* Exercise *
Search the listing below for "tempo". Copy each matching line.

* Given data *
--- BEGIN ---

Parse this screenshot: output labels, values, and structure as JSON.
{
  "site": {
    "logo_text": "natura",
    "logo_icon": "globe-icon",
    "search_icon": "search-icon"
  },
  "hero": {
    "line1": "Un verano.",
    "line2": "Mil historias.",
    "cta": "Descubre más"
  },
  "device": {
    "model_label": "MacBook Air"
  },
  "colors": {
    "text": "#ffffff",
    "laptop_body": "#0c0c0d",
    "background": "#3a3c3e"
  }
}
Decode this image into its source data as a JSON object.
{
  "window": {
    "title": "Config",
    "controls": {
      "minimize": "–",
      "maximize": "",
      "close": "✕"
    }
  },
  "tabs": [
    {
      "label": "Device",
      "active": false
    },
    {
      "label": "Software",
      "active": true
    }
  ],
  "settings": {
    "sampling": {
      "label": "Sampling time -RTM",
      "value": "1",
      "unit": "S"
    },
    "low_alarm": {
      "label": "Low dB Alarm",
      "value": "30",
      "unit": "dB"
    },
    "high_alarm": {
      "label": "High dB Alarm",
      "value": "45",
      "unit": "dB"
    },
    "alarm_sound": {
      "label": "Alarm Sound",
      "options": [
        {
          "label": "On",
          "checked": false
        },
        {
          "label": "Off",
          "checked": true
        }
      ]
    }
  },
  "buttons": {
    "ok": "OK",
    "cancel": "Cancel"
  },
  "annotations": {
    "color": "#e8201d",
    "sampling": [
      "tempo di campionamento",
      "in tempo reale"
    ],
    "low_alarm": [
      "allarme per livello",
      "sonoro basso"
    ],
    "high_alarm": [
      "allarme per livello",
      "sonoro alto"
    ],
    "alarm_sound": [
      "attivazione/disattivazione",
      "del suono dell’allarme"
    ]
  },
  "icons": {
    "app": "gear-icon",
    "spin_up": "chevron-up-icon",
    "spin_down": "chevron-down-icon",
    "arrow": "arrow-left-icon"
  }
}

--- END ---

* Result for this task *
      "tempo di campionamento",
      "in tempo reale"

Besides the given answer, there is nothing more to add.